** start **

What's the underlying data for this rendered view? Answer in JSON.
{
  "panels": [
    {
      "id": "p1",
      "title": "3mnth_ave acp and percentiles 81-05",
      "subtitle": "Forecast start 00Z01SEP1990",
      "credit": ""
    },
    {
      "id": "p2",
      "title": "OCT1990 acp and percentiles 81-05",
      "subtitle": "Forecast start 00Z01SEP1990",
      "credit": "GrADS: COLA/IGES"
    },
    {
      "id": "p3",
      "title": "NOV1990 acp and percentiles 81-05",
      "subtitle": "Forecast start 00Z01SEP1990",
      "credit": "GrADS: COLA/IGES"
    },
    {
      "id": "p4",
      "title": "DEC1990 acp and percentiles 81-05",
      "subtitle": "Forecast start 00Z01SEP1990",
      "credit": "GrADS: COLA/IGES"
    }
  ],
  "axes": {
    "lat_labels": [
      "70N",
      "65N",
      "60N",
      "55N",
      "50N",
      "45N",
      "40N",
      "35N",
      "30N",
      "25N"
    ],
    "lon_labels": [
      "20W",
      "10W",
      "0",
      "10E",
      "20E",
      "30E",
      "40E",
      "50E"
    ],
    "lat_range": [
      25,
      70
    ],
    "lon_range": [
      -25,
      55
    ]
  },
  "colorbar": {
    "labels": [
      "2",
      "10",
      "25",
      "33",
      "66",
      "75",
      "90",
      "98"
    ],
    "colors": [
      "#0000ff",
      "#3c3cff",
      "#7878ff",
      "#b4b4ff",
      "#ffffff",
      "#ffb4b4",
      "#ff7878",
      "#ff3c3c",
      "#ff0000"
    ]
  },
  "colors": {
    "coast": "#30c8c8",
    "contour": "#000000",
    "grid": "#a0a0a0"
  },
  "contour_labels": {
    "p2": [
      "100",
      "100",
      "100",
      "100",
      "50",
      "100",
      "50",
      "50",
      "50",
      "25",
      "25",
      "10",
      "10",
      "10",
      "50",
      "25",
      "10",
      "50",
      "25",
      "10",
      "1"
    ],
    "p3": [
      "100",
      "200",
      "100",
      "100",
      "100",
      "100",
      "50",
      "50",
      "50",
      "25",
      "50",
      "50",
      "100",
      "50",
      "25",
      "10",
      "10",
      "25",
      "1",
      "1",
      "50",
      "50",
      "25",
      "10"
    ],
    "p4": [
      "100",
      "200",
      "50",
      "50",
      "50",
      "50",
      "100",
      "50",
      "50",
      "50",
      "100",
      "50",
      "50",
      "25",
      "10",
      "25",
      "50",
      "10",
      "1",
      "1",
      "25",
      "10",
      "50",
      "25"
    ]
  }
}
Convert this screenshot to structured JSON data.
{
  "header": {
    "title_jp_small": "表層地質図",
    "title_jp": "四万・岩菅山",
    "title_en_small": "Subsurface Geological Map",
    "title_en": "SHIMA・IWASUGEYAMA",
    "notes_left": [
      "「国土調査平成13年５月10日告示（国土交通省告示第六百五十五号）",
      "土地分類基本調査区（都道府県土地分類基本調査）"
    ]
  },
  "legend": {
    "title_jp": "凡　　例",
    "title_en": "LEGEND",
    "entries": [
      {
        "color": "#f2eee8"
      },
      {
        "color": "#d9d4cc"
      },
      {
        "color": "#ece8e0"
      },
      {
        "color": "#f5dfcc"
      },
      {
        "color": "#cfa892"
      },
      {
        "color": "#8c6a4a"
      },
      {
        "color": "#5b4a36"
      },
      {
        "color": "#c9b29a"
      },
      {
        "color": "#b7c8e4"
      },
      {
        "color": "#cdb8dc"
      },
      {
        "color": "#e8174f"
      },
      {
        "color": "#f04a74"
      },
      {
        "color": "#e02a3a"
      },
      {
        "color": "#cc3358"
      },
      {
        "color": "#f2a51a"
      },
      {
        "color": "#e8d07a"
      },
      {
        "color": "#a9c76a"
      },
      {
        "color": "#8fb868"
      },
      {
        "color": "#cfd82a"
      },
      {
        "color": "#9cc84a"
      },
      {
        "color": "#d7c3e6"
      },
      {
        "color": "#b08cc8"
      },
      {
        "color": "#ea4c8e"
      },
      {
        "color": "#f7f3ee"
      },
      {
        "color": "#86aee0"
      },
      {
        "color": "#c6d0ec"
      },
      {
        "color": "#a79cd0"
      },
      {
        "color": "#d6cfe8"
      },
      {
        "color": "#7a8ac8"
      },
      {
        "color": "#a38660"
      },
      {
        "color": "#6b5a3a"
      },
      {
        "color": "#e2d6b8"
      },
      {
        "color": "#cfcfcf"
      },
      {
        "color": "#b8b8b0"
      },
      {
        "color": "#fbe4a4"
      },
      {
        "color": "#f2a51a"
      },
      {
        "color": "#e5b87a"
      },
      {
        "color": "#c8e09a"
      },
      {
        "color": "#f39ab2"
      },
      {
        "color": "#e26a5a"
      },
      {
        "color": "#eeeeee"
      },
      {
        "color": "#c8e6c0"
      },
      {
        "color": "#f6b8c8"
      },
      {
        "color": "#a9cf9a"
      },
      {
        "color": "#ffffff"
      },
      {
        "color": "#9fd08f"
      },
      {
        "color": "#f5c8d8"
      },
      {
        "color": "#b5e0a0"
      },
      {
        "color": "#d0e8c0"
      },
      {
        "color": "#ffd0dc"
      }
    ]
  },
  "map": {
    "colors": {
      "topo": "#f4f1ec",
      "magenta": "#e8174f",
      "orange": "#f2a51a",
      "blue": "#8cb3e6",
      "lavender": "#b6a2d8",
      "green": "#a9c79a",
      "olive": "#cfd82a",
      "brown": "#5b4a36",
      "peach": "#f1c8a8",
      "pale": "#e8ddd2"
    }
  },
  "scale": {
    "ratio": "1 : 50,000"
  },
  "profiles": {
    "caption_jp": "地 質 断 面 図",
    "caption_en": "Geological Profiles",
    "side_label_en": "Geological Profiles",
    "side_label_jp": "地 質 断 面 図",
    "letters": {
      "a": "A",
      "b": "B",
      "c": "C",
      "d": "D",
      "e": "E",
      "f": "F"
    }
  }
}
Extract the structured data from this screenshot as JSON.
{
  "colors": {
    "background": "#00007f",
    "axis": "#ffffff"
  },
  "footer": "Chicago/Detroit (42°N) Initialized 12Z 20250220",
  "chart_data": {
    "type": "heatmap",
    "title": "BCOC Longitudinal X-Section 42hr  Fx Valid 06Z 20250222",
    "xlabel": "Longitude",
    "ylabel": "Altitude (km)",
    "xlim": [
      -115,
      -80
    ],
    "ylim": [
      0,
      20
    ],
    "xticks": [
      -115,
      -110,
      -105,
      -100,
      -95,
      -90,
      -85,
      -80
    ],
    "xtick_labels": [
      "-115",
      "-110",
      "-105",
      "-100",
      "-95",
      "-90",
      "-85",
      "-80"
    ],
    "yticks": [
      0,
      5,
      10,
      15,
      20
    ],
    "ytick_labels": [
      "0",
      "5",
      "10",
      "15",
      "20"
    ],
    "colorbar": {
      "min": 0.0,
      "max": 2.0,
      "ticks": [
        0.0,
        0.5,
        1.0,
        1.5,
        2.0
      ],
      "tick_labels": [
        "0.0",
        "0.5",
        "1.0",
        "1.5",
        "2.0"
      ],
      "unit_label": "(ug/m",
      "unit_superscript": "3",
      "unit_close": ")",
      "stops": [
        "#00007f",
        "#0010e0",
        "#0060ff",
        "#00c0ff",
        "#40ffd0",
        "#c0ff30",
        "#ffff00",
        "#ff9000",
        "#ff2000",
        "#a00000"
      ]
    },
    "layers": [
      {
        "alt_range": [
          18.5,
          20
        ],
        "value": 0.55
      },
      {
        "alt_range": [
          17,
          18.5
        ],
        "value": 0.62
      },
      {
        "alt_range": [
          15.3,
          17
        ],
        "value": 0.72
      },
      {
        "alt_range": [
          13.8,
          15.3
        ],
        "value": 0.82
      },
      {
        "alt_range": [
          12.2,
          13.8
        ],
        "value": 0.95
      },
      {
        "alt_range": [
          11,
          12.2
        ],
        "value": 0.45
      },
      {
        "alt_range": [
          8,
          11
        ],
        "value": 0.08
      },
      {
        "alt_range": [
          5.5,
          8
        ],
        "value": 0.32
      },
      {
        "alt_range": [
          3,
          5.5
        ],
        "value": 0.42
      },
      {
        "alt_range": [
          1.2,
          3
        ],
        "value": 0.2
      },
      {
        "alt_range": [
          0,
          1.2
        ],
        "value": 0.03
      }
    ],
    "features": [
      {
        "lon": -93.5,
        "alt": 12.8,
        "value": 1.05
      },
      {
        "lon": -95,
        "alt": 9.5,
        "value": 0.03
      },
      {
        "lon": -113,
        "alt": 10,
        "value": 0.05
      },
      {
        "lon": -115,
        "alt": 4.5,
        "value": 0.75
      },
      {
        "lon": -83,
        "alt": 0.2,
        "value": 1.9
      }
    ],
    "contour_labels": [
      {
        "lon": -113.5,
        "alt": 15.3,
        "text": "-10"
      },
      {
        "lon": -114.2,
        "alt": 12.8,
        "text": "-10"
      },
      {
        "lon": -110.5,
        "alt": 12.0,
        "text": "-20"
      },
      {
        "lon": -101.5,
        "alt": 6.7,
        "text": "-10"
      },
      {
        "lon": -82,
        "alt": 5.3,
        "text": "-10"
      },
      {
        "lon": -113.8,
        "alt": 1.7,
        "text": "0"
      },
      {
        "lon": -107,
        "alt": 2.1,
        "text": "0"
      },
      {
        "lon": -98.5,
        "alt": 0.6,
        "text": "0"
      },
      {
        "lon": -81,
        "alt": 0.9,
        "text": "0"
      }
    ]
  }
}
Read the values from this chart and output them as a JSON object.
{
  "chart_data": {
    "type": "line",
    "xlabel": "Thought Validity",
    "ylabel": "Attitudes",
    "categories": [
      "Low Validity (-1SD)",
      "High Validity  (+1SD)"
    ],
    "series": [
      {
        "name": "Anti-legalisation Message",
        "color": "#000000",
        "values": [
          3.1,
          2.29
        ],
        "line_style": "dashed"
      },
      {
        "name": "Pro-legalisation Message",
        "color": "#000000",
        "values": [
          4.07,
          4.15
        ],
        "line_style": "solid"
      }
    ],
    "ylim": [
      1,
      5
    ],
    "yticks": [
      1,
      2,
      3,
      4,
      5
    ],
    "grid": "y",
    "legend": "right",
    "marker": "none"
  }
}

** end **

- _What is needed_: Your task is to collect every line above that contains the word "this".

- _Response_:
What's the underlying data for this rendered view? Answer in JSON.
Convert this screenshot to structured JSON data.
Extract the structured data from this screenshot as JSON.
Read the values from this chart and output them as a JSON object.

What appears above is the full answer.